● **Goal of the exercise**
Each record is to be transcribed exactly.

● **Figure dataset records**
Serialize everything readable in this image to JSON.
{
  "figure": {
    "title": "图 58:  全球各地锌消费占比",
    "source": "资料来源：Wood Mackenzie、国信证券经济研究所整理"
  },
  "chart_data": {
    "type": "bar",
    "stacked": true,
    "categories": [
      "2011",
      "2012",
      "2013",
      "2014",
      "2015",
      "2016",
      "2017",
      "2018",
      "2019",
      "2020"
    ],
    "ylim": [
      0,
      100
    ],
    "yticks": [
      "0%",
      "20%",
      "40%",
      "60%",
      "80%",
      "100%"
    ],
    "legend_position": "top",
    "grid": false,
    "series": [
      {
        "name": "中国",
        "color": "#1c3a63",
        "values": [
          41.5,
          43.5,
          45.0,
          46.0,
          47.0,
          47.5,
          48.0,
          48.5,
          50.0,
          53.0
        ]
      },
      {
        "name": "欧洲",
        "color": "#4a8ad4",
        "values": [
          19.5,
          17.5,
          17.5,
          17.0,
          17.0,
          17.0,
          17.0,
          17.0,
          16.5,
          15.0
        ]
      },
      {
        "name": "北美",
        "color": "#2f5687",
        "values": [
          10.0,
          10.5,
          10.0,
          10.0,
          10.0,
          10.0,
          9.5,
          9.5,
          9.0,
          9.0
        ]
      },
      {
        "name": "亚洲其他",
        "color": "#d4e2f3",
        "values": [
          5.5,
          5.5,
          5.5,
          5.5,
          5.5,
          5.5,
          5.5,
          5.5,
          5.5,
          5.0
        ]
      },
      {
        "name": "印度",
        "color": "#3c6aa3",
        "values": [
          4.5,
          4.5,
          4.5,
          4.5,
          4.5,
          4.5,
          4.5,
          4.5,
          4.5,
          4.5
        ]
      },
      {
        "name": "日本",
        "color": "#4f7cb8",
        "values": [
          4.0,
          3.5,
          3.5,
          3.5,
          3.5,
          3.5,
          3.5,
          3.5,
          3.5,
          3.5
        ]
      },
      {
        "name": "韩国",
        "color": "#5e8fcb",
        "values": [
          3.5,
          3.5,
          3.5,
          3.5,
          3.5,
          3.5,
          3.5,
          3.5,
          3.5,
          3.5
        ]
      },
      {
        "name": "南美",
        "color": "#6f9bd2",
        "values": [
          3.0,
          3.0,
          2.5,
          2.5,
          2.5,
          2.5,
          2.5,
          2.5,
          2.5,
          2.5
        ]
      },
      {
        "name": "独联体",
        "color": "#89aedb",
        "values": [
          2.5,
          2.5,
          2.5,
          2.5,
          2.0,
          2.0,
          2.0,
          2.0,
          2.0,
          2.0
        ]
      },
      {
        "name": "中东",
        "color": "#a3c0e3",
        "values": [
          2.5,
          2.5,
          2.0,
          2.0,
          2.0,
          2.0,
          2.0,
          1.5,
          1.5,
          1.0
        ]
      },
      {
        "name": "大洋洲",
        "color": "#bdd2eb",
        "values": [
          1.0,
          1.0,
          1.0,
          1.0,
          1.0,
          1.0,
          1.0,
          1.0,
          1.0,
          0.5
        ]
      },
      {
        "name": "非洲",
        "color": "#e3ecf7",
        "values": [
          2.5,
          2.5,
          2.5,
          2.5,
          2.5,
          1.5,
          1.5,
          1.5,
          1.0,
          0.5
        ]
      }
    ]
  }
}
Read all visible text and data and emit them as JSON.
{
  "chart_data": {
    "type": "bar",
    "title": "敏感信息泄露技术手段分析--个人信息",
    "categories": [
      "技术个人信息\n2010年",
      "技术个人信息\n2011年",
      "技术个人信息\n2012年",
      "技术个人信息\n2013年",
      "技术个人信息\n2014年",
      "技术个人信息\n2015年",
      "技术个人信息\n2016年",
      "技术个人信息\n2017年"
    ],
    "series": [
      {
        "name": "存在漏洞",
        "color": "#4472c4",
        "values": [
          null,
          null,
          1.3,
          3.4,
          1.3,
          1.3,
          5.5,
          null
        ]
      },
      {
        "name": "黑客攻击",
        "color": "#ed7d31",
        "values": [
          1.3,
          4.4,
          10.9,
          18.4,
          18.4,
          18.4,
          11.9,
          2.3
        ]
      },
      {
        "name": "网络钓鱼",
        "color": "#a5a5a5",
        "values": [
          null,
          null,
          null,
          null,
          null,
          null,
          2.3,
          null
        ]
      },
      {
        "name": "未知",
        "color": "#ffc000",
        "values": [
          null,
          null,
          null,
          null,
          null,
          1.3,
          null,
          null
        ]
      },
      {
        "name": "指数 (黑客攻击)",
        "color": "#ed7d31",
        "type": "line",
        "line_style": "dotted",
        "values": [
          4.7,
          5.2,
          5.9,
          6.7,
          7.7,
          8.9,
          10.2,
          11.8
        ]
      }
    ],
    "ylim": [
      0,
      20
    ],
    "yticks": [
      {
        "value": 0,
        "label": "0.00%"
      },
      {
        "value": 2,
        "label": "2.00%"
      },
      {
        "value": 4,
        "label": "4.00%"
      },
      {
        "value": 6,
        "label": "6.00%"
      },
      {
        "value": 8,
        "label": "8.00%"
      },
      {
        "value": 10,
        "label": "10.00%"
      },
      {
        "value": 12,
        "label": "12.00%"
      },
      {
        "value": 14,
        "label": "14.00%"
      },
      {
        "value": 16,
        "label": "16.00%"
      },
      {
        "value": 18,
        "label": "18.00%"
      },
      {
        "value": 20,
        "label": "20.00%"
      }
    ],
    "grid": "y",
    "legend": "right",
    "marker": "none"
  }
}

● **Response to the task**
Serialize everything readable in this image to JSON.
{
  "figure": {
    "title": "图 58:  全球各地锌消费占比",
    "source": "资料来源：Wood Mackenzie、国信证券经济研究所整理"
  },
  "chart_data": {
    "type": "bar",
    "stacked": true,
    "categories": [
      "2011",
      "2012",
      "2013",
      "2014",
      "2015",
      "2016",
      "2017",
      "2018",
      "2019",
      "2020"
    ],
    "ylim": [
      0,
      100
    ],
    "yticks": [
      "0%",
      "20%",
      "40%",
      "60%",
      "80%",
      "100%"
    ],
    "legend_position": "top",
    "grid": false,
    "series": [
      {
        "name": "中国",
        "color": "#1c3a63",
        "values": [
          41.5,
          43.5,
          45.0,
          46.0,
          47.0,
          47.5,
          48.0,
          48.5,
          50.0,
          53.0
        ]
      },
      {
        "name": "欧洲",
        "color": "#4a8ad4",
        "values": [
          19.5,
          17.5,
          17.5,
          17.0,
          17.0,
          17.0,
          17.0,
          17.0,
          16.5,
          15.0
        ]
      },
      {
        "name": "北美",
        "color": "#2f5687",
        "values": [
          10.0,
          10.5,
          10.0,
          10.0,
          10.0,
          10.0,
          9.5,
          9.5,
          9.0,
          9.0
        ]
      },
      {
        "name": "亚洲其他",
        "color": "#d4e2f3",
        "values": [
          5.5,
          5.5,
          5.5,
          5.5,
          5.5,
          5.5,
          5.5,
          5.5,
          5.5,
          5.0
        ]
      },
      {
        "name": "印度",
        "color": "#3c6aa3",
        "values": [
          4.5,
          4.5,
          4.5,
          4.5,
          4.5,
          4.5,
          4.5,
          4.5,
          4.5,
          4.5
        ]
      },
      {
        "name": "日本",
        "color": "#4f7cb8",
        "values": [
          4.0,
          3.5,
          3.5,
          3.5,
          3.5,
          3.5,
          3.5,
          3.5,
          3.5,
          3.5
        ]
      },
      {
        "name": "韩国",
        "color": "#5e8fcb",
        "values": [
          3.5,
          3.5,
          3.5,
          3.5,
          3.5,
          3.5,
          3.5,
          3.5,
          3.5,
          3.5
        ]
      },
      {
        "name": "南美",
        "color": "#6f9bd2",
        "values": [
          3.0,
          3.0,
          2.5,
          2.5,
          2.5,
          2.5,
          2.5,
          2.5,
          2.5,
          2.5
        ]
      },
      {
        "name": "独联体",
        "color": "#89aedb",
        "values": [
          2.5,
          2.5,
          2.5,
          2.5,
          2.0,
          2.0,
          2.0,
          2.0,
          2.0,
          2.0
        ]
      },
      {
        "name": "中东",
        "color": "#a3c0e3",
        "values": [
          2.5,
          2.5,
          2.0,
          2.0,
          2.0,
          2.0,
          2.0,
          1.5,
          1.5,
          1.0
        ]
      },
      {
        "name": "大洋洲",
        "color": "#bdd2eb",
        "values": [
          1.0,
          1.0,
          1.0,
          1.0,
          1.0,
          1.0,
          1.0,
          1.0,
          1.0,
          0.5
        ]
      },
      {
        "name": "非洲",
        "color": "#e3ecf7",
        "values": [
          2.5,
          2.5,
          2.5,
          2.5,
          2.5,
          1.5,
          1.5,
          1.5,
          1.0,
          0.5
        ]
      }
    ]
  }
}
Read all visible text and data and emit them as JSON.
{
  "chart_data": {
    "type": "bar",
    "title": "敏感信息泄露技术手段分析--个人信息",
    "categories": [
      "技术个人信息\n2010年",
      "技术个人信息\n2011年",
      "技术个人信息\n2012年",
      "技术个人信息\n2013年",
      "技术个人信息\n2014年",
      "技术个人信息\n2015年",
      "技术个人信息\n2016年",
      "技术个人信息\n2017年"
    ],
    "series": [
      {
        "name": "存在漏洞",
        "color": "#4472c4",
        "values": [
          null,
          null,
          1.3,
          3.4,
          1.3,
          1.3,
          5.5,
          null
        ]
      },
      {
        "name": "黑客攻击",
        "color": "#ed7d31",
        "values": [
          1.3,
          4.4,
          10.9,
          18.4,
          18.4,
          18.4,
          11.9,
          2.3
        ]
      },
      {
        "name": "网络钓鱼",
        "color": "#a5a5a5",
        "values": [
          null,
          null,
          null,
          null,
          null,
          null,
          2.3,
          null
        ]
      },
      {
        "name": "未知",
        "color": "#ffc000",
        "values": [
          null,
          null,
          null,
          null,
          null,
          1.3,
          null,
          null
        ]
      },
      {
        "name": "指数 (黑客攻击)",
        "color": "#ed7d31",
        "type": "line",
        "line_style": "dotted",
        "values": [
          4.7,
          5.2,
          5.9,
          6.7,
          7.7,
          8.9,
          10.2,
          11.8
        ]
      }
    ],
    "ylim": [
      0,
      20
    ],
    "yticks": [
      {
        "value": 0,
        "label": "0.00%"
      },
      {
        "value": 2,
        "label": "2.00%"
      },
      {
        "value": 4,
        "label": "4.00%"
      },
      {
        "value": 6,
        "label": "6.00%"
      },
      {
        "value": 8,
        "label": "8.00%"
      },
      {
        "value": 10,
        "label": "10.00%"
      },
      {
        "value": 12,
        "label": "12.00%"
      },
      {
        "value": 14,
        "label": "14.00%"
      },
      {
        "value": 16,
        "label": "16.00%"
      },
      {
        "value": 18,
        "label": "18.00%"
      },
      {
        "value": 20,
        "label": "20.00%"
      }
    ],
    "grid": "y",
    "legend": "right",
    "marker": "none"
  }
}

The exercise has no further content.